■ What is required
Copy out all lines carrying the word "Vilavert".

■ Records for the task
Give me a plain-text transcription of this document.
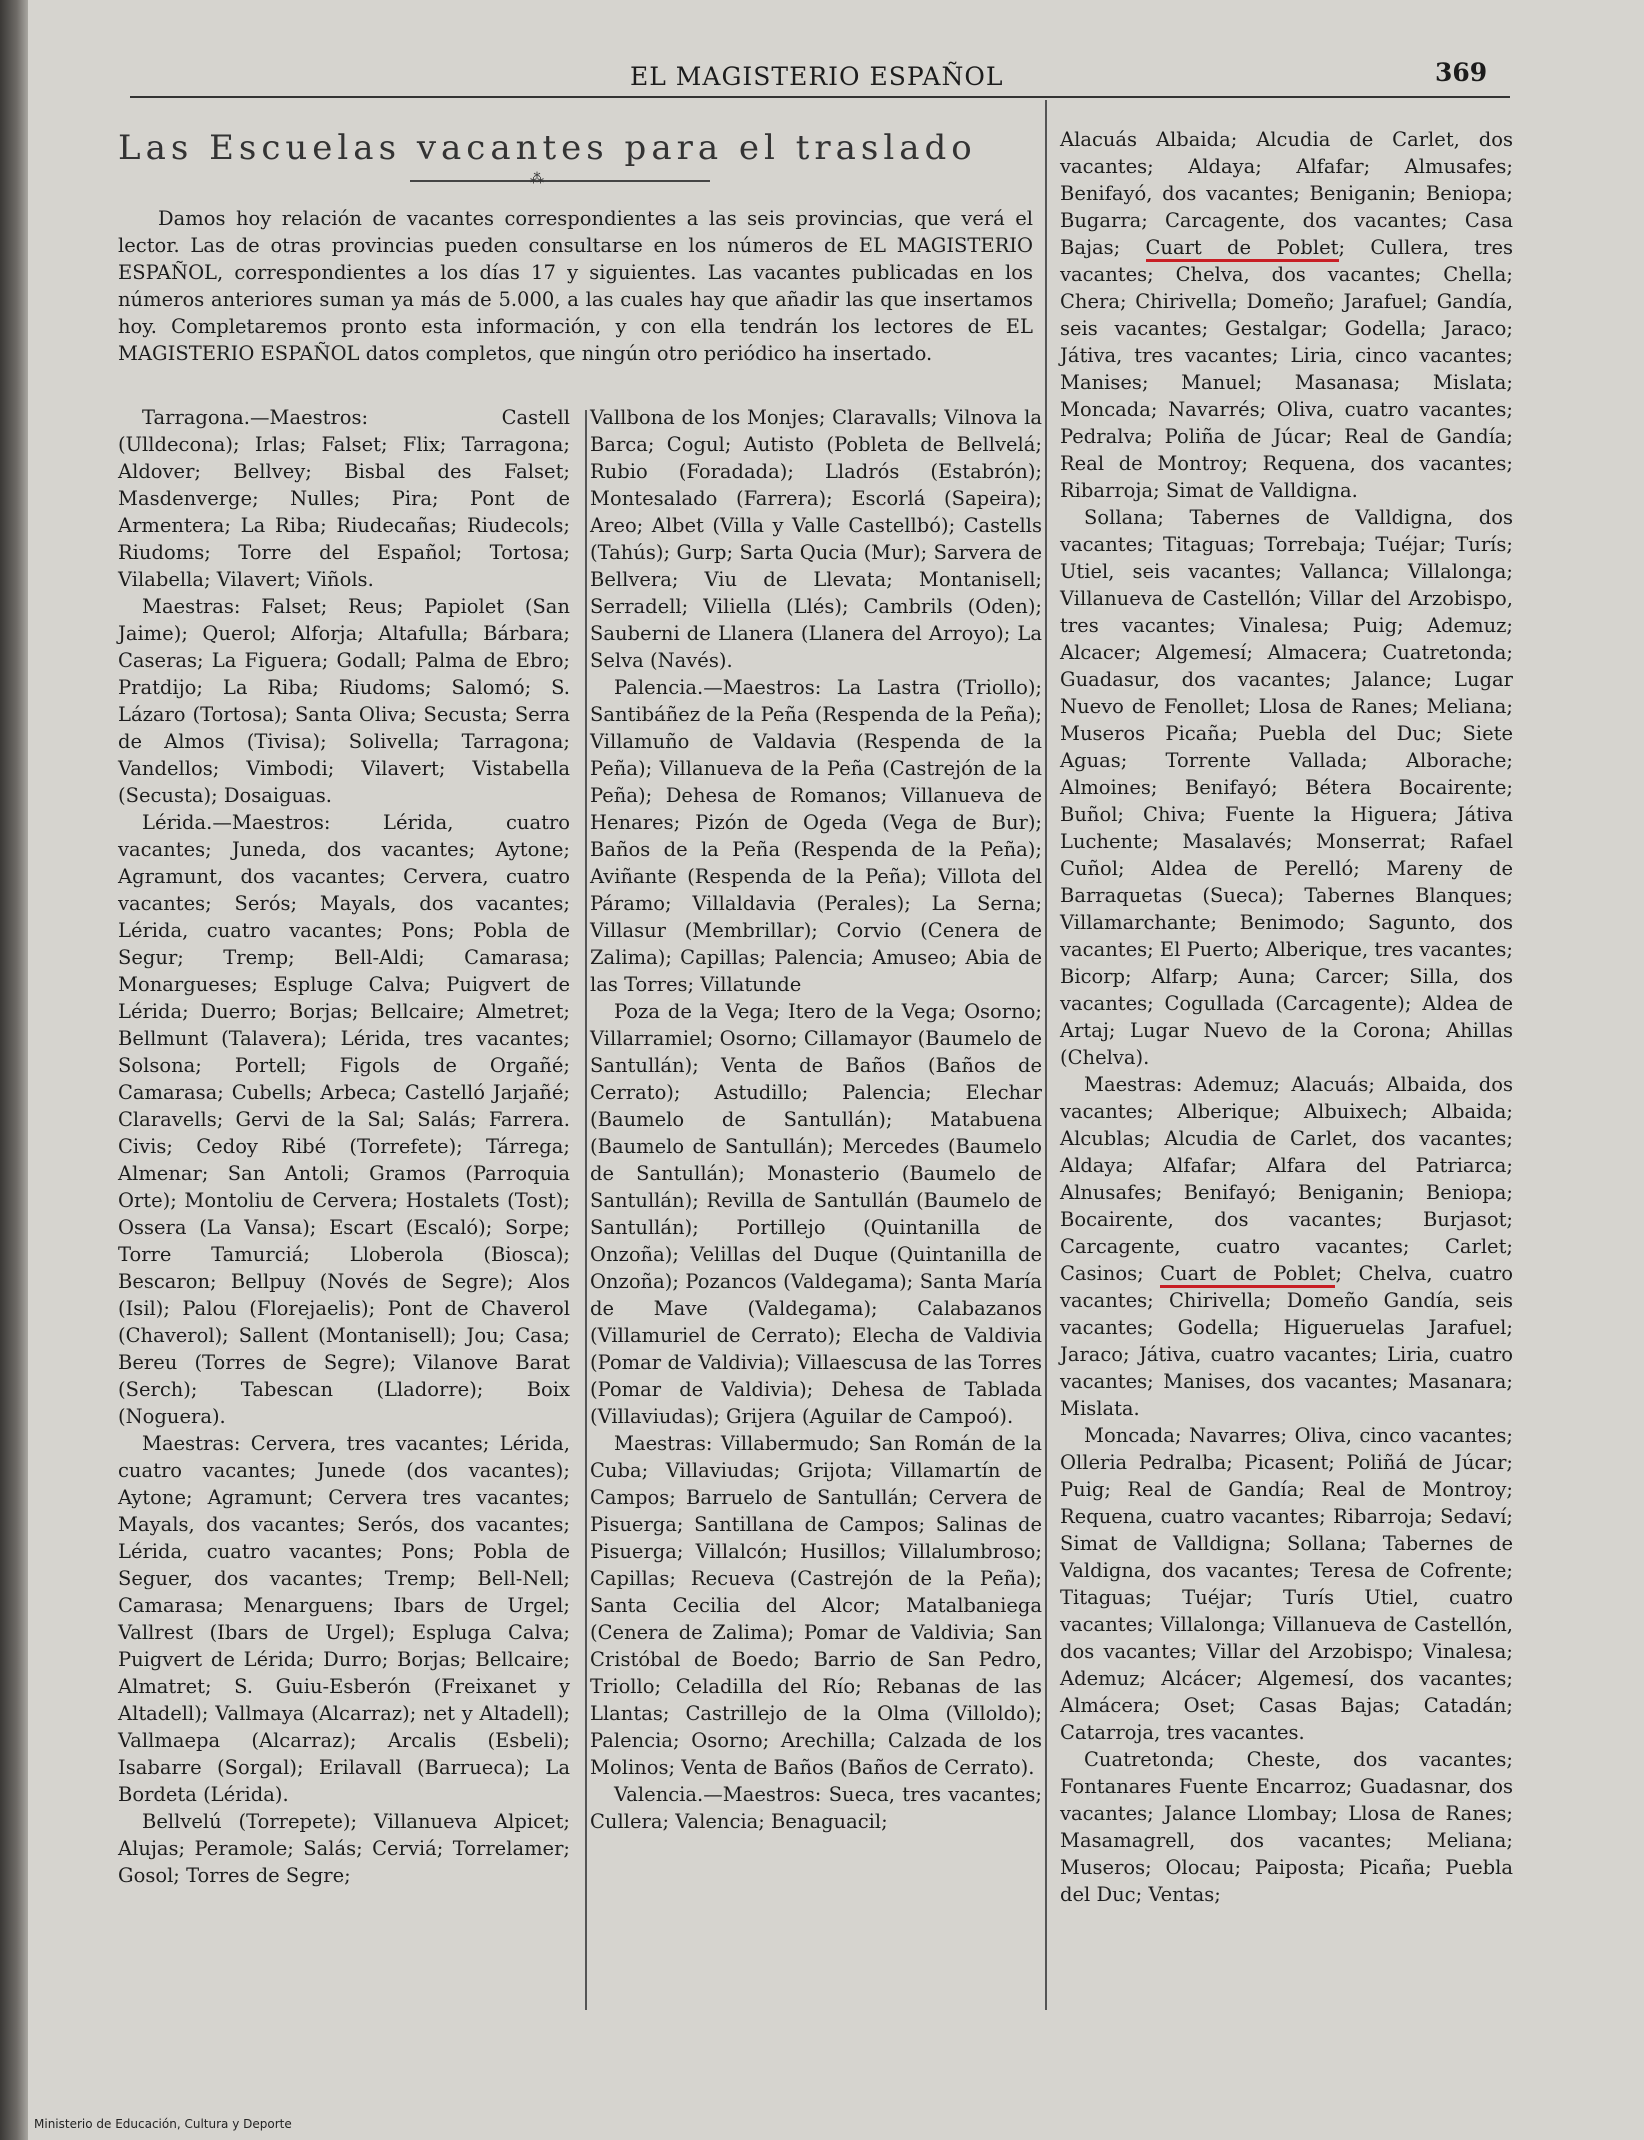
EL MAGISTERIO ESPAÑOL	369
Las Escuelas vacantes para el traslado
⁂

Damos hoy relación de vacantes correspondientes a las seis provincias, que verá el lector. Las de otras provincias pueden consultarse en los números de EL MAGISTERIO ESPAÑOL, correspondientes a los días 17 y siguientes. Las vacantes publicadas en los números anteriores suman ya más de 5.000, a las cuales hay que añadir las que insertamos hoy. Completaremos pronto esta información, y con ella tendrán los lectores de EL MAGISTERIO ESPAÑOL datos completos, que ningún otro periódico ha insertado.

Tarragona.—Maestros: Castell (Ulldecona); Irlas; Falset; Flix; Tarragona; Aldover; Bellvey; Bisbal des Falset; Masdenverge; Nulles; Pira; Pont de Armentera; La Riba; Riudecañas; Riudecols; Riudoms; Torre del Español; Tortosa; Vilabella; Vilavert; Viñols.

Maestras: Falset; Reus; Papiolet (San Jaime); Querol; Alforja; Altafulla; Bárbara; Caseras; La Figuera; Godall; Palma de Ebro; Pratdijo; La Riba; Riudoms; Salomó; S. Lázaro (Tortosa); Santa Oliva; Secusta; Serra de Almos (Tivisa); Solivella; Tarragona; Vandellos; Vimbodi; Vilavert; Vistabella (Secusta); Dosaiguas.

Lérida.—Maestros: Lérida, cuatro vacantes; Juneda, dos vacantes; Aytone; Agramunt, dos vacantes; Cervera, cuatro vacantes; Serós; Mayals, dos vacantes; Lérida, cuatro vacantes; Pons; Pobla de Segur; Tremp; Bell-Aldi; Camarasa; Monargueses; Espluge Calva; Puigvert de Lérida; Duerro; Borjas; Bellcaire; Almetret; Bellmunt (Talavera); Lérida, tres vacantes; Solsona; Portell; Figols de Orgañé; Camarasa; Cubells; Arbeca; Castelló Jarjañé; Claravells; Gervi de la Sal; Salás; Farrera. Civis; Cedoy Ribé (Torrefete); Tárrega; Almenar; San Antoli; Gramos (Parroquia Orte); Montoliu de Cervera; Hostalets (Tost); Ossera (La Vansa); Escart (Escaló); Sorpe; Torre Tamurciá; Lloberola (Biosca); Bescaron; Bellpuy (Novés de Segre); Alos (Isil); Palou (Florejaelis); Pont de Chaverol (Chaverol); Sallent (Montanisell); Jou; Casa; Bereu (Torres de Segre); Vilanove Barat (Serch); Tabescan (Lladorre); Boix (Noguera).

Maestras: Cervera, tres vacantes; Lérida, cuatro vacantes; Junede (dos vacantes); Aytone; Agramunt; Cervera tres vacantes; Mayals, dos vacantes; Serós, dos vacantes; Lérida, cuatro vacantes; Pons; Pobla de Seguer, dos vacantes; Tremp; Bell-Nell; Camarasa; Menarguens; Ibars de Urgel; Vallrest (Ibars de Urgel); Espluga Calva; Puigvert de Lérida; Durro; Borjas; Bellcaire; Almatret; S. Guiu-Esberón (Freixanet y Altadell); Vallmaya (Alcarraz); net y Altadell); Vallmaepa (Alcarraz); Arcalis (Esbeli); Isabarre (Sorgal); Erilavall (Barrueca); La Bordeta (Lérida).

Bellvelú (Torrepete); Villanueva Alpicet; Alujas; Peramole; Salás; Cerviá; Torrelamer; Gosol; Torres de Segre;

Vallbona de los Monjes; Claravalls; Vilnova la Barca; Cogul; Autisto (Pobleta de Bellvelá; Rubio (Foradada); Lladrós (Estabrón); Montesalado (Farrera); Escorlá (Sapeira); Areo; Albet (Villa y Valle Castellbó); Castells (Tahús); Gurp; Sarta Qucia (Mur); Sarvera de Bellvera; Viu de Llevata; Montanisell; Serradell; Viliella (Llés); Cambrils (Oden); Sauberni de Llanera (Llanera del Arroyo); La Selva (Navés).

Palencia.—Maestros: La Lastra (Triollo); Santibáñez de la Peña (Respenda de la Peña); Villamuño de Valdavia (Respenda de la Peña); Villanueva de la Peña (Castrejón de la Peña); Dehesa de Romanos; Villanueva de Henares; Pizón de Ogeda (Vega de Bur); Baños de la Peña (Respenda de la Peña); Aviñante (Respenda de la Peña); Villota del Páramo; Villaldavia (Perales); La Serna; Villasur (Membrillar); Corvio (Cenera de Zalima); Capillas; Palencia; Amuseo; Abia de las Torres; Villatunde

Poza de la Vega; Itero de la Vega; Osorno; Villarramiel; Osorno; Cillamayor (Baumelo de Santullán); Venta de Baños (Baños de Cerrato); Astudillo; Palencia; Elechar (Baumelo de Santullán); Matabuena (Baumelo de Santullán); Mercedes (Baumelo de Santullán); Monasterio (Baumelo de Santullán); Revilla de Santullán (Baumelo de Santullán); Portillejo (Quintanilla de Onzoña); Velillas del Duque (Quintanilla de Onzoña); Pozancos (Valdegama); Santa María de Mave (Valdegama); Calabazanos (Villamuriel de Cerrato); Elecha de Valdivia (Pomar de Valdivia); Villaescusa de las Torres (Pomar de Valdivia); Dehesa de Tablada (Villaviudas); Grijera (Aguilar de Campoó).

Maestras: Villabermudo; San Román de la Cuba; Villaviudas; Grijota; Villamartín de Campos; Barruelo de Santullán; Cervera de Pisuerga; Santillana de Campos; Salinas de Pisuerga; Villalcón; Husillos; Villalumbroso; Capillas; Recueva (Castrejón de la Peña); Santa Cecilia del Alcor; Matalbaniega (Cenera de Zalima); Pomar de Valdivia; San Cristóbal de Boedo; Barrio de San Pedro, Triollo; Celadilla del Río; Rebanas de las Llantas; Castrillejo de la Olma (Villoldo); Palencia; Osorno; Arechilla; Calzada de los Molinos; Venta de Baños (Baños de Cerrato).

Valencia.—Maestros: Sueca, tres vacantes; Cullera; Valencia; Benaguacil;

Alacuás Albaida; Alcudia de Carlet, dos vacantes; Aldaya; Alfafar; Almusafes; Benifayó, dos vacantes; Beniganin; Beniopa; Bugarra; Carcagente, dos vacantes; Casa Bajas; Cuart de Poblet; Cullera, tres vacantes; Chelva, dos vacantes; Chella; Chera; Chirivella; Domeño; Jarafuel; Gandía, seis vacantes; Gestalgar; Godella; Jaraco; Játiva, tres vacantes; Liria, cinco vacantes; Manises; Manuel; Masanasa; Mislata; Moncada; Navarrés; Oliva, cuatro vacantes; Pedralva; Poliña de Júcar; Real de Gandía; Real de Montroy; Requena, dos vacantes; Ribarroja; Simat de Valldigna.

Sollana; Tabernes de Valldigna, dos vacantes; Titaguas; Torrebaja; Tuéjar; Turís; Utiel, seis vacantes; Vallanca; Villalonga; Villanueva de Castellón; Villar del Arzobispo, tres vacantes; Vinalesa; Puig; Ademuz; Alcacer; Algemesí; Almacera; Cuatretonda; Guadasur, dos vacantes; Jalance; Lugar Nuevo de Fenollet; Llosa de Ranes; Meliana; Museros Picaña; Puebla del Duc; Siete Aguas; Torrente Vallada; Alborache; Almoines; Benifayó; Bétera Bocairente; Buñol; Chiva; Fuente la Higuera; Játiva Luchente; Masalavés; Monserrat; Rafael Cuñol; Aldea de Perelló; Mareny de Barraquetas (Sueca); Tabernes Blanques; Villamarchante; Benimodo; Sagunto, dos vacantes; El Puerto; Alberique, tres vacantes; Bicorp; Alfarp; Auna; Carcer; Silla, dos vacantes; Cogullada (Carcagente); Aldea de Artaj; Lugar Nuevo de la Corona; Ahillas (Chelva).

Maestras: Ademuz; Alacuás; Albaida, dos vacantes; Alberique; Albuixech; Albaida; Alcublas; Alcudia de Carlet, dos vacantes; Aldaya; Alfafar; Alfara del Patriarca; Alnusafes; Benifayó; Beniganin; Beniopa; Bocairente, dos vacantes; Burjasot; Carcagente, cuatro vacantes; Carlet; Casinos; Cuart de Poblet; Chelva, cuatro vacantes; Chirivella; Domeño Gandía, seis vacantes; Godella; Higueruelas Jarafuel; Jaraco; Játiva, cuatro vacantes; Liria, cuatro vacantes; Manises, dos vacantes; Masanara; Mislata.

Moncada; Navarres; Oliva, cinco vacantes; Olleria Pedralba; Picasent; Poliñá de Júcar; Puig; Real de Gandía; Real de Montroy; Requena, cuatro vacantes; Ribarroja; Sedaví; Simat de Valldigna; Sollana; Tabernes de Valdigna, dos vacantes; Teresa de Cofrente; Titaguas; Tuéjar; Turís Utiel, cuatro vacantes; Villalonga; Villanueva de Castellón, dos vacantes; Villar del Arzobispo; Vinalesa; Ademuz; Alcácer; Algemesí, dos vacantes; Almácera; Oset; Casas Bajas; Catadán; Catarroja, tres vacantes.

Cuatretonda; Cheste, dos vacantes; Fontanares Fuente Encarroz; Guadasnar, dos vacantes; Jalance Llombay; Llosa de Ranes; Masamagrell, dos vacantes; Meliana; Museros; Olocau; Paiposta; Picaña; Puebla del Duc; Ventas;

Ministerio de Educación, Cultura y Deporte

■ Result for this exercise
Tarragona.—Maestros: Castell (Ulldecona); Irlas; Falset; Flix; Tarragona; Aldover; Bellvey; Bisbal des Falset; Masdenverge; Nulles; Pira; Pont de Armentera; La Riba; Riudecañas; Riudecols; Riudoms; Torre del Español; Tortosa; Vilabella; Vilavert; Viñols.
Maestras: Falset; Reus; Papiolet (San Jaime); Querol; Alforja; Altafulla; Bárbara; Caseras; La Figuera; Godall; Palma de Ebro; Pratdijo; La Riba; Riudoms; Salomó; S. Lázaro (Tortosa); Santa Oliva; Secusta; Serra de Almos (Tivisa); Solivella; Tarragona; Vandellos; Vimbodi; Vilavert; Vistabella (Secusta); Dosaiguas.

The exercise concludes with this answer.